• _What is needed_:
Each entry below must be repeated exactly, with pictures left out.

+++++

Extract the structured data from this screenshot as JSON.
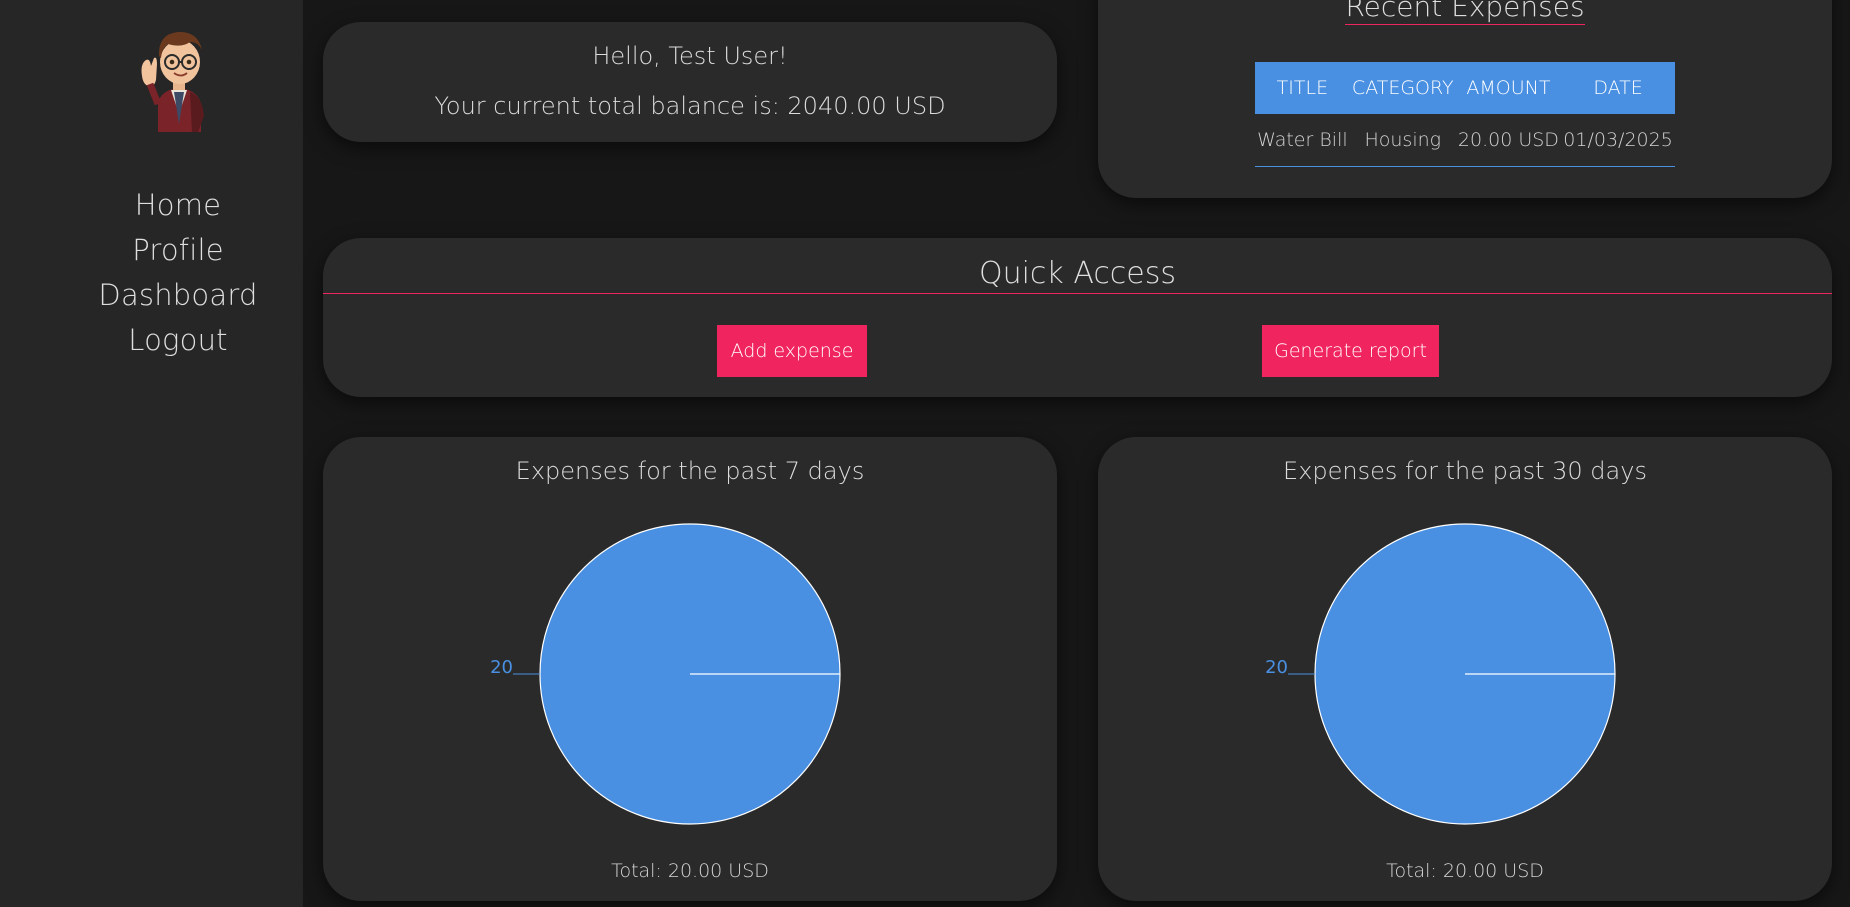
{
  "sidebar": {
    "avatar_icon": "cartoon-user-avatar-icon",
    "nav": [
      {
        "label": "Home"
      },
      {
        "label": "Profile"
      },
      {
        "label": "Dashboard"
      },
      {
        "label": "Logout"
      }
    ]
  },
  "greeting": {
    "hello": "Hello, Test User!",
    "balance": "Your current total balance is: 2040.00 USD"
  },
  "recent_expenses": {
    "title": "Recent Expenses",
    "columns": [
      "TITLE",
      "CATEGORY",
      "AMOUNT",
      "DATE"
    ],
    "rows": [
      [
        "Water Bill",
        "Housing",
        "20.00 USD",
        "01/03/2025"
      ]
    ]
  },
  "quick_access": {
    "title": "Quick Access",
    "add_label": "Add expense",
    "report_label": "Generate report"
  },
  "charts": {
    "week": {
      "title": "Expenses for the past 7 days",
      "total": "Total: 20.00 USD"
    },
    "month": {
      "title": "Expenses for the past 30 days",
      "total": "Total: 20.00 USD"
    }
  },
  "colors": {
    "accent": "#f0245e",
    "chart_blue": "#4a90e2",
    "card_bg": "#2a2a2a",
    "sidebar_bg": "#262626",
    "page_bg": "#171717"
  },
  "chart_data": [
    {
      "type": "pie",
      "title": "Expenses for the past 7 days",
      "values": [
        20
      ],
      "labels": [
        "20"
      ],
      "colors": [
        "#4a90e2"
      ]
    },
    {
      "type": "pie",
      "title": "Expenses for the past 30 days",
      "values": [
        20
      ],
      "labels": [
        "20"
      ],
      "colors": [
        "#4a90e2"
      ]
    }
  ]
}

+++++

• _Solution to the problem_:
Extract the structured data from this screenshot as JSON.
{
  "sidebar": {
    "avatar_icon": "cartoon-user-avatar-icon",
    "nav": [
      {
        "label": "Home"
      },
      {
        "label": "Profile"
      },
      {
        "label": "Dashboard"
      },
      {
        "label": "Logout"
      }
    ]
  },
  "greeting": {
    "hello": "Hello, Test User!",
    "balance": "Your current total balance is: 2040.00 USD"
  },
  "recent_expenses": {
    "title": "Recent Expenses",
    "columns": [
      "TITLE",
      "CATEGORY",
      "AMOUNT",
      "DATE"
    ],
    "rows": [
      [
        "Water Bill",
        "Housing",
        "20.00 USD",
        "01/03/2025"
      ]
    ]
  },
  "quick_access": {
    "title": "Quick Access",
    "add_label": "Add expense",
    "report_label": "Generate report"
  },
  "charts": {
    "week": {
      "title": "Expenses for the past 7 days",
      "total": "Total: 20.00 USD"
    },
    "month": {
      "title": "Expenses for the past 30 days",
      "total": "Total: 20.00 USD"
    }
  },
  "colors": {
    "accent": "#f0245e",
    "chart_blue": "#4a90e2",
    "card_bg": "#2a2a2a",
    "sidebar_bg": "#262626",
    "page_bg": "#171717"
  },
  "chart_data": [
    {
      "type": "pie",
      "title": "Expenses for the past 7 days",
      "values": [
        20
      ],
      "labels": [
        "20"
      ],
      "colors": [
        "#4a90e2"
      ]
    },
    {
      "type": "pie",
      "title": "Expenses for the past 30 days",
      "values": [
        20
      ],
      "labels": [
        "20"
      ],
      "colors": [
        "#4a90e2"
      ]
    }
  ]
}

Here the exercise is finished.